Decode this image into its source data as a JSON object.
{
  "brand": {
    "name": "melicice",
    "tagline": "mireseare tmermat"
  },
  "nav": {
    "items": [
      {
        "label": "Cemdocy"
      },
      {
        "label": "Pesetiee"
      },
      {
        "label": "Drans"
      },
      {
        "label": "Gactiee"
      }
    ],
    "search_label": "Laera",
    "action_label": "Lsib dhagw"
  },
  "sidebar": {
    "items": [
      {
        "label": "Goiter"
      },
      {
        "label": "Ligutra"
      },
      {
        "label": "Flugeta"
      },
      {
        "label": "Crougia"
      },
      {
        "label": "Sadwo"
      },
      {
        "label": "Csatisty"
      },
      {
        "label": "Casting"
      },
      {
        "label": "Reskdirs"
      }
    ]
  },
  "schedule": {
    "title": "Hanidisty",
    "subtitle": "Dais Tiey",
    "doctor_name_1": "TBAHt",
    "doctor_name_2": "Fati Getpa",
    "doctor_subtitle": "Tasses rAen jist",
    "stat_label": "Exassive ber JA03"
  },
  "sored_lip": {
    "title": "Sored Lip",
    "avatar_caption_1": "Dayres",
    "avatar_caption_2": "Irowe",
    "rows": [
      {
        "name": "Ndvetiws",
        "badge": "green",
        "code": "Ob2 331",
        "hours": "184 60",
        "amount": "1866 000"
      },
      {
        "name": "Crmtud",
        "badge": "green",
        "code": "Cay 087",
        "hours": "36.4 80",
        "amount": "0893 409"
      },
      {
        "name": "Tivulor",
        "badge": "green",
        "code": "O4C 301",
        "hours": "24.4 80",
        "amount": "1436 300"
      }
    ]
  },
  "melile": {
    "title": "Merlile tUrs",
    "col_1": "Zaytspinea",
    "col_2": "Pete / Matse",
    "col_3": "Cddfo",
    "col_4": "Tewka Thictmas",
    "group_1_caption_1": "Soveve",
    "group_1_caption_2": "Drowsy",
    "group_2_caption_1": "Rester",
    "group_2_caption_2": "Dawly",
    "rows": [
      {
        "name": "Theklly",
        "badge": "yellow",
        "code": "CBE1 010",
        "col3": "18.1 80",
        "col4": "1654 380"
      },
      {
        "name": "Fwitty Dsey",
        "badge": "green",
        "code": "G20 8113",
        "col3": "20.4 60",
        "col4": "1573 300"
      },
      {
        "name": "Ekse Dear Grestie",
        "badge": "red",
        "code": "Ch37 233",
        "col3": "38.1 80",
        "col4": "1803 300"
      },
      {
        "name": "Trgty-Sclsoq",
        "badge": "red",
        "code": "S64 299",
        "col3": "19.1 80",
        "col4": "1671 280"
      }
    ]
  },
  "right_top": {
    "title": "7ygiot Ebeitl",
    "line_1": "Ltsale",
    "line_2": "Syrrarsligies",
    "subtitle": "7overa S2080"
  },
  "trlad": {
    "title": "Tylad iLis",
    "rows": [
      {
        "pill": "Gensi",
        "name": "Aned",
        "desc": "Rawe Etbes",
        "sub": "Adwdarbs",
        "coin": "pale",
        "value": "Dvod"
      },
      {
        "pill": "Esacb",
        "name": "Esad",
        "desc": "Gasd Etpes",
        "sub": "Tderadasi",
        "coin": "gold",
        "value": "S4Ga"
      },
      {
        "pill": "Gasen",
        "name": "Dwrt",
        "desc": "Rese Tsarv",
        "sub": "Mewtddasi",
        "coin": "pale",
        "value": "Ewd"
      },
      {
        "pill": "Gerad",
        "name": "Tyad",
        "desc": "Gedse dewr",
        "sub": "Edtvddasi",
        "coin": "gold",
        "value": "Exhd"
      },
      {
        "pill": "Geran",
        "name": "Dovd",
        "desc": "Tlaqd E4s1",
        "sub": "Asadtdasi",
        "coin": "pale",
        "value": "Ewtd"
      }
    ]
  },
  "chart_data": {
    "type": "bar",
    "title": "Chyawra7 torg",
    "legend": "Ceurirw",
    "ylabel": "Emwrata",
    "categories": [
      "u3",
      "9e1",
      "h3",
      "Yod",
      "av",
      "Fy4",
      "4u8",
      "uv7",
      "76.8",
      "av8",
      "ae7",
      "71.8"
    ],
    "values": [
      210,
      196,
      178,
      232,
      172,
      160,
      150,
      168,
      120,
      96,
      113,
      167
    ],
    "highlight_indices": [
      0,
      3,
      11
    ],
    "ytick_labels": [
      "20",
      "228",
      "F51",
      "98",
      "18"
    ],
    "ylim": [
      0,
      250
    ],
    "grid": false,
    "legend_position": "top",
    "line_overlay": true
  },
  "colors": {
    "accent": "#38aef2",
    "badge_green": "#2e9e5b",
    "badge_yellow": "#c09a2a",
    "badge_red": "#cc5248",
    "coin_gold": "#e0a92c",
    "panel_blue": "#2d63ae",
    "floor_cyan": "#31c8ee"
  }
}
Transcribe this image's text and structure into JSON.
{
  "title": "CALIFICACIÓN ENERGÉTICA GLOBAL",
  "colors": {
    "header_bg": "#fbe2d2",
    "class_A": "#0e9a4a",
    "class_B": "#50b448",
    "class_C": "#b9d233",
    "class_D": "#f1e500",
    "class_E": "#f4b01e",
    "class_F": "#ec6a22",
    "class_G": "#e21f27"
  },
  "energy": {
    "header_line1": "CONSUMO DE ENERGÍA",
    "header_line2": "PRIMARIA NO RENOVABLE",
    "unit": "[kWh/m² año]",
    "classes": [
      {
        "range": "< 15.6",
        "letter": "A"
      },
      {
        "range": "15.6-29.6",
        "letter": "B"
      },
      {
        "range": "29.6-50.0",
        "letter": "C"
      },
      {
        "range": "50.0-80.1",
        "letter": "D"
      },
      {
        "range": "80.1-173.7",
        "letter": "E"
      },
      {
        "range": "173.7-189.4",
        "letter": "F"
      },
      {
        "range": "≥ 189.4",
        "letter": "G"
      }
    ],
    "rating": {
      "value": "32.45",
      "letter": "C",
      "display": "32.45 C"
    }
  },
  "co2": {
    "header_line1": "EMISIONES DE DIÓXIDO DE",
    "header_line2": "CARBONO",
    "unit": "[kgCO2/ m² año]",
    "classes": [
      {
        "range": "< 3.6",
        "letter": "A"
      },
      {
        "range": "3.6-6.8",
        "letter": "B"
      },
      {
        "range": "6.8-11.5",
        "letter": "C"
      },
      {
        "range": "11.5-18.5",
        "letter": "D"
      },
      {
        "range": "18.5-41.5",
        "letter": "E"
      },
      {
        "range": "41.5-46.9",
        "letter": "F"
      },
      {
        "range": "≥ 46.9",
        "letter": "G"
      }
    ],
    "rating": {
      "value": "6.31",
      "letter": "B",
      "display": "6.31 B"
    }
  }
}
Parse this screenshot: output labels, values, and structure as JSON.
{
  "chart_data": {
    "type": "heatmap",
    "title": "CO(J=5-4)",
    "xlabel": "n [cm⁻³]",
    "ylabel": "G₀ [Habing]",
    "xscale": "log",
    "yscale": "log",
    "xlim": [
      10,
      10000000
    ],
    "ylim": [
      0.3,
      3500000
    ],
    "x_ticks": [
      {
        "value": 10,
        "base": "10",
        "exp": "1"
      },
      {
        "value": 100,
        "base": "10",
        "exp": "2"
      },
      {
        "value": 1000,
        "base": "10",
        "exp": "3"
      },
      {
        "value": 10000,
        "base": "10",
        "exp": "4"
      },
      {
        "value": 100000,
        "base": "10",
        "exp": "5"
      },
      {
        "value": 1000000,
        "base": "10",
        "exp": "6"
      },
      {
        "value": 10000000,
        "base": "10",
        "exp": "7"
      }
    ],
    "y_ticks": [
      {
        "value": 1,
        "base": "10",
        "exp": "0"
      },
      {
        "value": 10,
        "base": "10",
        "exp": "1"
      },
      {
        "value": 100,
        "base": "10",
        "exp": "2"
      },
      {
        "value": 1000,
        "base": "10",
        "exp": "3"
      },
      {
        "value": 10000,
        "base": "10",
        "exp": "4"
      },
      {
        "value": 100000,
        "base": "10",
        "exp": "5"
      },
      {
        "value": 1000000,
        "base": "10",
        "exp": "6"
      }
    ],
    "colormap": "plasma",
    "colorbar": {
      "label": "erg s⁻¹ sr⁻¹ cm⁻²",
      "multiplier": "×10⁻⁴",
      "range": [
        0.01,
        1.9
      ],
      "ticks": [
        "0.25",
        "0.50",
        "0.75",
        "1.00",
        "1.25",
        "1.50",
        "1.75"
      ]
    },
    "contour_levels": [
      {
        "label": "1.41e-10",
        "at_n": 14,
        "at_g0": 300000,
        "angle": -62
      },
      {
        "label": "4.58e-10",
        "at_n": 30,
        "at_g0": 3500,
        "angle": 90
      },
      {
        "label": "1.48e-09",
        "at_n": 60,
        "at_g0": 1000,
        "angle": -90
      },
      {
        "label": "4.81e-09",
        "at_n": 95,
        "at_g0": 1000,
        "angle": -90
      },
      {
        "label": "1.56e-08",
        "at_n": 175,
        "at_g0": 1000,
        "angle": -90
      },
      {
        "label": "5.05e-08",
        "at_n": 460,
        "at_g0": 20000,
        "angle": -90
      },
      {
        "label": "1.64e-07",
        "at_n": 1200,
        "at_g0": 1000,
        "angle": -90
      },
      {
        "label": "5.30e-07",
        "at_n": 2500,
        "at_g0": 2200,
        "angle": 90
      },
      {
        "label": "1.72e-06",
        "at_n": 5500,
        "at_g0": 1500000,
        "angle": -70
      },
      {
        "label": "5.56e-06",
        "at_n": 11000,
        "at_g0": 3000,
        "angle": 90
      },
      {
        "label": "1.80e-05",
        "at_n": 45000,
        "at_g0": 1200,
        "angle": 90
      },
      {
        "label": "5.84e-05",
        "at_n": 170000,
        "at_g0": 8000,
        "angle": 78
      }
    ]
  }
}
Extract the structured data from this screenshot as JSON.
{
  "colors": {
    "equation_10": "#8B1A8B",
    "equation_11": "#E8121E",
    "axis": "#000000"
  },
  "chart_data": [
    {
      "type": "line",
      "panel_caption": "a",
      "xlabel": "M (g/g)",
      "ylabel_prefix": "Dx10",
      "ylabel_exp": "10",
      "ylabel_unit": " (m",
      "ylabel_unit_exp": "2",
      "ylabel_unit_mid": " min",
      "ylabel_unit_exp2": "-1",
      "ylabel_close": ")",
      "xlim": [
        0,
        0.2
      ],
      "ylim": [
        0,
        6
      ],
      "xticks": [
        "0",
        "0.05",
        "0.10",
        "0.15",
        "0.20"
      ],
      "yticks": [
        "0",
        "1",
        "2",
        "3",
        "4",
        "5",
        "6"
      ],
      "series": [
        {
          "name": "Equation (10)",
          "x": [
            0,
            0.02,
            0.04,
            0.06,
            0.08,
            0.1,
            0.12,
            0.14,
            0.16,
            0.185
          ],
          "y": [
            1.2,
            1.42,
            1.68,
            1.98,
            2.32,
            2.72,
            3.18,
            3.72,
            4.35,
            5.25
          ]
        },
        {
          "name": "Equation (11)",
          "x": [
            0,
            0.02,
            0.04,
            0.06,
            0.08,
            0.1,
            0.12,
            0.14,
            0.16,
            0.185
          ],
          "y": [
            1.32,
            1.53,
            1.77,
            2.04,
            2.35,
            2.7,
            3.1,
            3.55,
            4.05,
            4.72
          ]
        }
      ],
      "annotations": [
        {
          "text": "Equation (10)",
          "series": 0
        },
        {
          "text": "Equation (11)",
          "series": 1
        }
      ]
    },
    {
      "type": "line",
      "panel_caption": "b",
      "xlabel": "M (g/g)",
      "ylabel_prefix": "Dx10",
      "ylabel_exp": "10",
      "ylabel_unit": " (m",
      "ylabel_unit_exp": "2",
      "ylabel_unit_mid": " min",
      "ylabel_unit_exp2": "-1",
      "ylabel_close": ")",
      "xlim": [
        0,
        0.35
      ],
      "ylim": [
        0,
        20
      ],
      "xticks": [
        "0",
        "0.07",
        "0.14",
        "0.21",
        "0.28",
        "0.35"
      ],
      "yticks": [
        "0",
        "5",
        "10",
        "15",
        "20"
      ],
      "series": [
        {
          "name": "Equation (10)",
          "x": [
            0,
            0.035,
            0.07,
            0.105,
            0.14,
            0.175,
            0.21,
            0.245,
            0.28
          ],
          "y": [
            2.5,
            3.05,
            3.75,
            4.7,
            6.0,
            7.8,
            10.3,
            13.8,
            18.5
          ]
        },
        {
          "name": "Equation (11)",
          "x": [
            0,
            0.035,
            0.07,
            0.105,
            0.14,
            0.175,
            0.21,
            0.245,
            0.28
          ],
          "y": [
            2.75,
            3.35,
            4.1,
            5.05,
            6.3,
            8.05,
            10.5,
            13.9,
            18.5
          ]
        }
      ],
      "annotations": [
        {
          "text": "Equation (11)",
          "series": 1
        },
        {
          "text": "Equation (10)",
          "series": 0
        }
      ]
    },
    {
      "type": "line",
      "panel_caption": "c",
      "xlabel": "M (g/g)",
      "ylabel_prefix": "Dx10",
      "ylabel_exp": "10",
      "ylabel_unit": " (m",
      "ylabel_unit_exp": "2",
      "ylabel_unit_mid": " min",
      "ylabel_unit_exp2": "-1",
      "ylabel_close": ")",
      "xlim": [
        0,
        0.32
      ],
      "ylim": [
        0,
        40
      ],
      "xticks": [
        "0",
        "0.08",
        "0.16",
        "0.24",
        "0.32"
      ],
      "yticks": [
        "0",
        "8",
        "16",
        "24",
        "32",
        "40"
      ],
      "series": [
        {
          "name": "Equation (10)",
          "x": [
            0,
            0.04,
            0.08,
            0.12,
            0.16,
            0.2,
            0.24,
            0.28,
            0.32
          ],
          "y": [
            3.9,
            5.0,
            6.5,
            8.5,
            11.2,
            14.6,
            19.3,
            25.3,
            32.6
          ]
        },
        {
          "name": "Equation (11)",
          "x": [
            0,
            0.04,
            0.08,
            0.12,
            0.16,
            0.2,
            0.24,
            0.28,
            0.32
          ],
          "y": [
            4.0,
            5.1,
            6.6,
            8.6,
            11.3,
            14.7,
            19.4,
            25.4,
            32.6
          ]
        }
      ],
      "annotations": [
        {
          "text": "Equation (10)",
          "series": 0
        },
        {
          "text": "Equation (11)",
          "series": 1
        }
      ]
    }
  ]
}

# REQUIRED WORK
Find every line in the records that contains the word "this"; copy those lines.

# COMPLETE OUTPUT
Decode this image into its source data as a JSON object.
Transcribe this image's text and structure into JSON.
Parse this screenshot: output labels, values, and structure as JSON.
Extract the structured data from this screenshot as JSON.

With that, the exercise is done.